## EXERCISE INSTRUCTIONS:
Quote, without change, all of the lines that follow.

········

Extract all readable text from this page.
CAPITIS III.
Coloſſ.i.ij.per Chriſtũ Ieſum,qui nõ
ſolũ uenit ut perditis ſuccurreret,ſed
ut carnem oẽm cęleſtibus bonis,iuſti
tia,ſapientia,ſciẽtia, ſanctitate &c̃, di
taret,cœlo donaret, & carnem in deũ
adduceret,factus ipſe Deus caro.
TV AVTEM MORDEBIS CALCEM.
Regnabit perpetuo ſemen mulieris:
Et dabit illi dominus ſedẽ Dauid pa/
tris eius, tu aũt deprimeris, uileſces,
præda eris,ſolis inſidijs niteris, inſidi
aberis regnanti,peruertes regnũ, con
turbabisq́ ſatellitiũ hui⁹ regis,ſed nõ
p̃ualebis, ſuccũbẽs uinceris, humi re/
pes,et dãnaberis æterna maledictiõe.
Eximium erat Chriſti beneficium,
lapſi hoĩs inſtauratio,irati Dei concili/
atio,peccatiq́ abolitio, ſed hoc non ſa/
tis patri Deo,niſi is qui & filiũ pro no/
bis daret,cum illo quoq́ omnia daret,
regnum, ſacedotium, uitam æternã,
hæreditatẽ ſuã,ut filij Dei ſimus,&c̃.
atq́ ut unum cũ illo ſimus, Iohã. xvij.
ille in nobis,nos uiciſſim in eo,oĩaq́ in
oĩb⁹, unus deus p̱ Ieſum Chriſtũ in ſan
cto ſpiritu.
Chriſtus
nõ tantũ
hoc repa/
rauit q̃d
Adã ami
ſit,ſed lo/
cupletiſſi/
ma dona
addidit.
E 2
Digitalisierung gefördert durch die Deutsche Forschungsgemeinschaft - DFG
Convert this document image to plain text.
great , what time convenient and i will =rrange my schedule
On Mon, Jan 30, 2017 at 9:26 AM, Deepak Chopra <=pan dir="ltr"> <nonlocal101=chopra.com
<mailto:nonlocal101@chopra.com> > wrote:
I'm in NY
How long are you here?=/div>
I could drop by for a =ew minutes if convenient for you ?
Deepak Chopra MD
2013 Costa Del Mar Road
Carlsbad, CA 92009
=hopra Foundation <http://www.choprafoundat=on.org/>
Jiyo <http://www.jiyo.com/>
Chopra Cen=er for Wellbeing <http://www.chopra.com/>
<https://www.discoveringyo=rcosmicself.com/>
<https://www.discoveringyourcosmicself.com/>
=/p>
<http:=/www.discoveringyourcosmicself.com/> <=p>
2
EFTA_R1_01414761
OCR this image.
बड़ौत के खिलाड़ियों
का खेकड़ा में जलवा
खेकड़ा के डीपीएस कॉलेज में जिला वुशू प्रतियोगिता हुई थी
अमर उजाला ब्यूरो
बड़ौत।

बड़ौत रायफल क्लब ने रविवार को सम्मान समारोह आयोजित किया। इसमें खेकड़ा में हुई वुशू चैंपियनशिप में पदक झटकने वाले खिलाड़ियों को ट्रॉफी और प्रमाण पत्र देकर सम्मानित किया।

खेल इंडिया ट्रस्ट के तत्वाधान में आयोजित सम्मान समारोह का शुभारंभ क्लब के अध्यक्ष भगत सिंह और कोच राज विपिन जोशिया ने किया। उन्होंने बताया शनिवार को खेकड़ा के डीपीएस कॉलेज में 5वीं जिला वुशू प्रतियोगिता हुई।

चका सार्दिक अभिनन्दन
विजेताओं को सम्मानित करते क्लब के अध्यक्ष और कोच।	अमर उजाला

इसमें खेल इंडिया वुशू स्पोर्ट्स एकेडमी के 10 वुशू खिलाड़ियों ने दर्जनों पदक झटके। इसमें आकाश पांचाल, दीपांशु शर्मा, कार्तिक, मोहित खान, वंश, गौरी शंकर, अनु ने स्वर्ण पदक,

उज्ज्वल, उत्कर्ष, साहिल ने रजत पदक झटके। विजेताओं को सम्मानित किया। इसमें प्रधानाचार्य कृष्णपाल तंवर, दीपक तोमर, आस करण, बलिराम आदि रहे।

········

## WORKED ANSWER:
Extract all readable text from this page.
CAPITIS III.
Coloſſ.i.ij.per Chriſtũ Ieſum,qui nõ
ſolũ uenit ut perditis ſuccurreret,ſed
ut carnem oẽm cęleſtibus bonis,iuſti
tia,ſapientia,ſciẽtia, ſanctitate &c̃, di
taret,cœlo donaret, & carnem in deũ
adduceret,factus ipſe Deus caro.
TV AVTEM MORDEBIS CALCEM.
Regnabit perpetuo ſemen mulieris:
Et dabit illi dominus ſedẽ Dauid pa/
tris eius, tu aũt deprimeris, uileſces,
præda eris,ſolis inſidijs niteris, inſidi
aberis regnanti,peruertes regnũ, con
turbabisq́ ſatellitiũ hui⁹ regis,ſed nõ
p̃ualebis, ſuccũbẽs uinceris, humi re/
pes,et dãnaberis æterna maledictiõe.
Eximium erat Chriſti beneficium,
lapſi hoĩs inſtauratio,irati Dei concili/
atio,peccatiq́ abolitio, ſed hoc non ſa/
tis patri Deo,niſi is qui & filiũ pro no/
bis daret,cum illo quoq́ omnia daret,
regnum, ſacedotium, uitam æternã,
hæreditatẽ ſuã,ut filij Dei ſimus,&c̃.
atq́ ut unum cũ illo ſimus, Iohã. xvij.
ille in nobis,nos uiciſſim in eo,oĩaq́ in
oĩb⁹, unus deus p̱ Ieſum Chriſtũ in ſan
cto ſpiritu.
Chriſtus
nõ tantũ
hoc repa/
rauit q̃d
Adã ami
ſit,ſed lo/
cupletiſſi/
ma dona
addidit.
E 2
Digitalisierung gefördert durch die Deutsche Forschungsgemeinschaft - DFG
Convert this document image to plain text.
great , what time convenient and i will =rrange my schedule
On Mon, Jan 30, 2017 at 9:26 AM, Deepak Chopra <=pan dir="ltr"> <nonlocal101=chopra.com
<mailto:nonlocal101@chopra.com> > wrote:
I'm in NY
How long are you here?=/div>
I could drop by for a =ew minutes if convenient for you ?
Deepak Chopra MD
2013 Costa Del Mar Road
Carlsbad, CA 92009
=hopra Foundation <http://www.choprafoundat=on.org/>
Jiyo <http://www.jiyo.com/>
Chopra Cen=er for Wellbeing <http://www.chopra.com/>
<https://www.discoveringyo=rcosmicself.com/>
<https://www.discoveringyourcosmicself.com/>
=/p>
<http:=/www.discoveringyourcosmicself.com/> <=p>
2
EFTA_R1_01414761
OCR this image.
बड़ौत के खिलाड़ियों
का खेकड़ा में जलवा
खेकड़ा के डीपीएस कॉलेज में जिला वुशू प्रतियोगिता हुई थी
अमर उजाला ब्यूरो
बड़ौत।

बड़ौत रायफल क्लब ने रविवार को सम्मान समारोह आयोजित किया। इसमें खेकड़ा में हुई वुशू चैंपियनशिप में पदक झटकने वाले खिलाड़ियों को ट्रॉफी और प्रमाण पत्र देकर सम्मानित किया।

खेल इंडिया ट्रस्ट के तत्वाधान में आयोजित सम्मान समारोह का शुभारंभ क्लब के अध्यक्ष भगत सिंह और कोच राज विपिन जोशिया ने किया। उन्होंने बताया शनिवार को खेकड़ा के डीपीएस कॉलेज में 5वीं जिला वुशू प्रतियोगिता हुई।

चका सार्दिक अभिनन्दन
विजेताओं को सम्मानित करते क्लब के अध्यक्ष और कोच।	अमर उजाला

इसमें खेल इंडिया वुशू स्पोर्ट्स एकेडमी के 10 वुशू खिलाड़ियों ने दर्जनों पदक झटके। इसमें आकाश पांचाल, दीपांशु शर्मा, कार्तिक, मोहित खान, वंश, गौरी शंकर, अनु ने स्वर्ण पदक,

उज्ज्वल, उत्कर्ष, साहिल ने रजत पदक झटके। विजेताओं को सम्मानित किया। इसमें प्रधानाचार्य कृष्णपाल तंवर, दीपक तोमर, आस करण, बलिराम आदि रहे।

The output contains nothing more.